-- START OF TEXT BLOCK --
UNITED STATES DISTRICT COURT SOUTHERN DISTRICT OF FLORIDA
Dec 20, 2018
CASE NO.: 18-cv-23443-GAYLES (S.D. Fla. Dec. 20, 2018)

Opinion

CASE NO.: 18-cv-23443-GAYLES

12-20-2018

CARACOL TELEVISION, S.A., Plaintiff, v. TELEMUNDO TELEVISION STUDIOS, LLC., TELEMUNDO INTERNACIONAL LLC, and TELEMUNDO NETWORK GROUP, LLC, Defendants.


ORDER

THIS CAUSE comes before the Court on the Motion of Plaintiff Caracol Television, S.A., for Entry of Preliminary Injunction (the "Motion") [ECF No. 3]. The Court has reviewed the briefs, the arguments of counsel, the record in this case, and is otherwise fully advised. Because the Court finds that Plaintiff has not met its burden to establish that irreparable injury will be suffered in the absence of an injunction, Plaintiff's Motion is denied.
-- END OF TEXT BLOCK --
-- START OF DATA EXCERPTS --
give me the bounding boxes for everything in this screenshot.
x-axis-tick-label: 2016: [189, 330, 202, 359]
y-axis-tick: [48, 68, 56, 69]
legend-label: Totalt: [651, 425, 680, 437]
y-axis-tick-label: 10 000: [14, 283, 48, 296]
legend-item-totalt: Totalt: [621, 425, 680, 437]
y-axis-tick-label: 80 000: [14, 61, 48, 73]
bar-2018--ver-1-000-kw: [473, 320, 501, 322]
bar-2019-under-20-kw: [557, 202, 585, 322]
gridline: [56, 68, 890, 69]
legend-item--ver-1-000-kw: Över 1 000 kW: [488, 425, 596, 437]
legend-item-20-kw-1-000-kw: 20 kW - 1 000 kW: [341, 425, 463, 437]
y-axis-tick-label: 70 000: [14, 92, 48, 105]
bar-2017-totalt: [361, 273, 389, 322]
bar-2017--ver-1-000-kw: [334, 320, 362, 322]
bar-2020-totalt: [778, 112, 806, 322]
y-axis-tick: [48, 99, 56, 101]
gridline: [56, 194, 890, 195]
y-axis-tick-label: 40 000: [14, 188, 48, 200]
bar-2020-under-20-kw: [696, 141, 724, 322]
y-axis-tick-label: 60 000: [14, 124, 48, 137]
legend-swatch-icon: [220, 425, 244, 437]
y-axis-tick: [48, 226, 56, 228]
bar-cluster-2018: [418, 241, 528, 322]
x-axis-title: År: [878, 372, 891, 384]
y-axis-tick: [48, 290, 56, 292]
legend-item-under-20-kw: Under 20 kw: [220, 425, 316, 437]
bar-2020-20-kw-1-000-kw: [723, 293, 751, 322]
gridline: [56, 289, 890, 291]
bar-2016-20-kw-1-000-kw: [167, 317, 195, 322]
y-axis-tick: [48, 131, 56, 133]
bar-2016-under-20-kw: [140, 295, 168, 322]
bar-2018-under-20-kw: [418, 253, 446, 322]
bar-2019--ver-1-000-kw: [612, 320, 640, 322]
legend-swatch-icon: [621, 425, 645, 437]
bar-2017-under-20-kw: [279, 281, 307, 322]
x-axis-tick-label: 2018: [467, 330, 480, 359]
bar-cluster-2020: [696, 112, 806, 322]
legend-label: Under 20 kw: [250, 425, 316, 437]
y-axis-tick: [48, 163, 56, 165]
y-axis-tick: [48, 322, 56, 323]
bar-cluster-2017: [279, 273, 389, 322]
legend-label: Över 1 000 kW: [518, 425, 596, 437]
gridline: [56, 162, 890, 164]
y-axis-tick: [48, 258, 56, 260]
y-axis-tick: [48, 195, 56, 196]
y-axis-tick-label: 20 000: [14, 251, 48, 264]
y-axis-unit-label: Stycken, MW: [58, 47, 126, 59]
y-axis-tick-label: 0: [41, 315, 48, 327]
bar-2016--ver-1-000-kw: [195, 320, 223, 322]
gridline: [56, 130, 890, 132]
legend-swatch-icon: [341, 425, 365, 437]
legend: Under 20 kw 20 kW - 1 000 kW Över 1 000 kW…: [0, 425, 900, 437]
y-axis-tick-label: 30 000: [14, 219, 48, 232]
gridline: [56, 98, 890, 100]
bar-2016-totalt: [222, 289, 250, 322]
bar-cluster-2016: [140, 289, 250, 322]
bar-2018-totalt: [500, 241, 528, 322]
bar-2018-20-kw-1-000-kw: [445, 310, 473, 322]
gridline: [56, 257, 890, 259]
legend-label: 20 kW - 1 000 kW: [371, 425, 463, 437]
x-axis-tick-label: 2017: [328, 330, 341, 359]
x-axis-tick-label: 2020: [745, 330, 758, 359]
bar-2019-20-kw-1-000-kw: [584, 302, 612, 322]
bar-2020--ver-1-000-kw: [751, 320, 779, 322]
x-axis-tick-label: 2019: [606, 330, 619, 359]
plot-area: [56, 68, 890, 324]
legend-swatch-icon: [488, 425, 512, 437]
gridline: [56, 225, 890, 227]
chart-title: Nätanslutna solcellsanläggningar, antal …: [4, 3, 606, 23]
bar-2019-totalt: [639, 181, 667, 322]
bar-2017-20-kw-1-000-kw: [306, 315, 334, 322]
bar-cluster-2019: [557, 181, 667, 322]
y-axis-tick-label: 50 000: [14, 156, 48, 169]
-- END OF DATA EXCERPTS --
WHAT NEEDS TO BE DONE >> Please write out the court order word for word, starting with "THIS CAUSE comes" and going on through "Motion is denied.". The rows have nothing to do with the court order.

SOLUTION TO THIS PROBLEM >>
THIS CAUSE comes before the Court on the Motion of Plaintiff Caracol Television, S.A., for Entry of Preliminary Injunction (the "Motion") [ECF No. 3]. The Court has reviewed the briefs, the arguments of counsel, the record in this case, and is otherwise fully advised. Because the Court finds that Plaintiff has not met its burden to establish that irreparable injury will be suffered in the absence of an injunction, Plaintiff's Motion is denied.